#### [YOUR GOAL]
Find and copy lines holding "Polar".

==========

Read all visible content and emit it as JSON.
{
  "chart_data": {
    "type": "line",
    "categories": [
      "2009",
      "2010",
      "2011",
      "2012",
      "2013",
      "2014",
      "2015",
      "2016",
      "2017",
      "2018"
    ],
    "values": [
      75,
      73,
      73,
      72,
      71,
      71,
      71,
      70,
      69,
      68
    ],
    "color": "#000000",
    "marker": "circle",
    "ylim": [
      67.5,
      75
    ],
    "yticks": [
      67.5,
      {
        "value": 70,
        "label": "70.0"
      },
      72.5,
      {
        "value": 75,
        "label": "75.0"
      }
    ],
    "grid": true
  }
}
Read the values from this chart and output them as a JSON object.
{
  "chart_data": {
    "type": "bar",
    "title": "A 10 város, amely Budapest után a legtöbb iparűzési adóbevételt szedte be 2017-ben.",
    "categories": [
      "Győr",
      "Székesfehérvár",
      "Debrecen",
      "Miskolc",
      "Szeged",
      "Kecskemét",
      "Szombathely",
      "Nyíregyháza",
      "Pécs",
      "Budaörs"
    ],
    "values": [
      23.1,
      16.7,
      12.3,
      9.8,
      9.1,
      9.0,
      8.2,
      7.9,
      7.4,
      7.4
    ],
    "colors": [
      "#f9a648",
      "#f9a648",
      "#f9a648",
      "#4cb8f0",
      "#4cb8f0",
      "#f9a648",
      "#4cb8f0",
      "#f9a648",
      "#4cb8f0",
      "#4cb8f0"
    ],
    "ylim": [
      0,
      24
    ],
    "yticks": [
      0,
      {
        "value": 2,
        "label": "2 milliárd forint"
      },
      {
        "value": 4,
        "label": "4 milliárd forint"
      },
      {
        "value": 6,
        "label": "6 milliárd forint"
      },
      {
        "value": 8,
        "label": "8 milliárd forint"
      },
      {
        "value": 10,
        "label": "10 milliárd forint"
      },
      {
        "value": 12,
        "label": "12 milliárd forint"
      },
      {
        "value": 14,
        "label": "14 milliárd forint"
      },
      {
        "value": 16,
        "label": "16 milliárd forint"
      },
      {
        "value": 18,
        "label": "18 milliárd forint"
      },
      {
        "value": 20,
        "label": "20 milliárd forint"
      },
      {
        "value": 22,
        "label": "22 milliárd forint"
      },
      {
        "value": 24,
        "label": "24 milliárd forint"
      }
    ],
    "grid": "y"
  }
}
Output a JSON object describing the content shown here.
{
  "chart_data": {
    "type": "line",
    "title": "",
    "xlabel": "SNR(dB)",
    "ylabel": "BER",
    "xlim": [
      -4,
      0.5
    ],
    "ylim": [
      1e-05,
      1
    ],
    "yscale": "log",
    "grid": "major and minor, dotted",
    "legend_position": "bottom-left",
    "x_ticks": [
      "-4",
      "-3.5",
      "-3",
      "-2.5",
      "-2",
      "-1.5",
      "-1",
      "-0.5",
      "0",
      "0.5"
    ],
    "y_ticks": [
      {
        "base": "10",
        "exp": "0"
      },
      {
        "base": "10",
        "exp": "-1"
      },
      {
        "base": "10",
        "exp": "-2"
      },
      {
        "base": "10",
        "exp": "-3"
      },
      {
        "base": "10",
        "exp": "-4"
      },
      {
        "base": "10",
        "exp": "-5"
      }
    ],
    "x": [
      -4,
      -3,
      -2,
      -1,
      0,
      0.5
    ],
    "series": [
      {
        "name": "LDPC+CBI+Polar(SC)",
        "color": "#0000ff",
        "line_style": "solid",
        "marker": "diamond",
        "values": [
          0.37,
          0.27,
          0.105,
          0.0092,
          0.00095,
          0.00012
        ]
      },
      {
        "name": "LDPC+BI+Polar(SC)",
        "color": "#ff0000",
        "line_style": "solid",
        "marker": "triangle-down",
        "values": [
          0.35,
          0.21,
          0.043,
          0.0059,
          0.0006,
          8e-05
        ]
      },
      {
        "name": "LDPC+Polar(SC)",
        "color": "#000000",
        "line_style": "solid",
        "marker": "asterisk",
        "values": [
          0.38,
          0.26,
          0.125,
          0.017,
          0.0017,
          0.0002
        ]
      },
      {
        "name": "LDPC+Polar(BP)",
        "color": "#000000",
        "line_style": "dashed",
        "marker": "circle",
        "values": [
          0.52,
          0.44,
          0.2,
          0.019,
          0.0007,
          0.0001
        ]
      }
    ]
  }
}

==========

#### [PROBLEM SOLUTION]
        "name": "LDPC+CBI+Polar(SC)",
        "name": "LDPC+BI+Polar(SC)",
        "name": "LDPC+Polar(SC)",
        "name": "LDPC+Polar(BP)",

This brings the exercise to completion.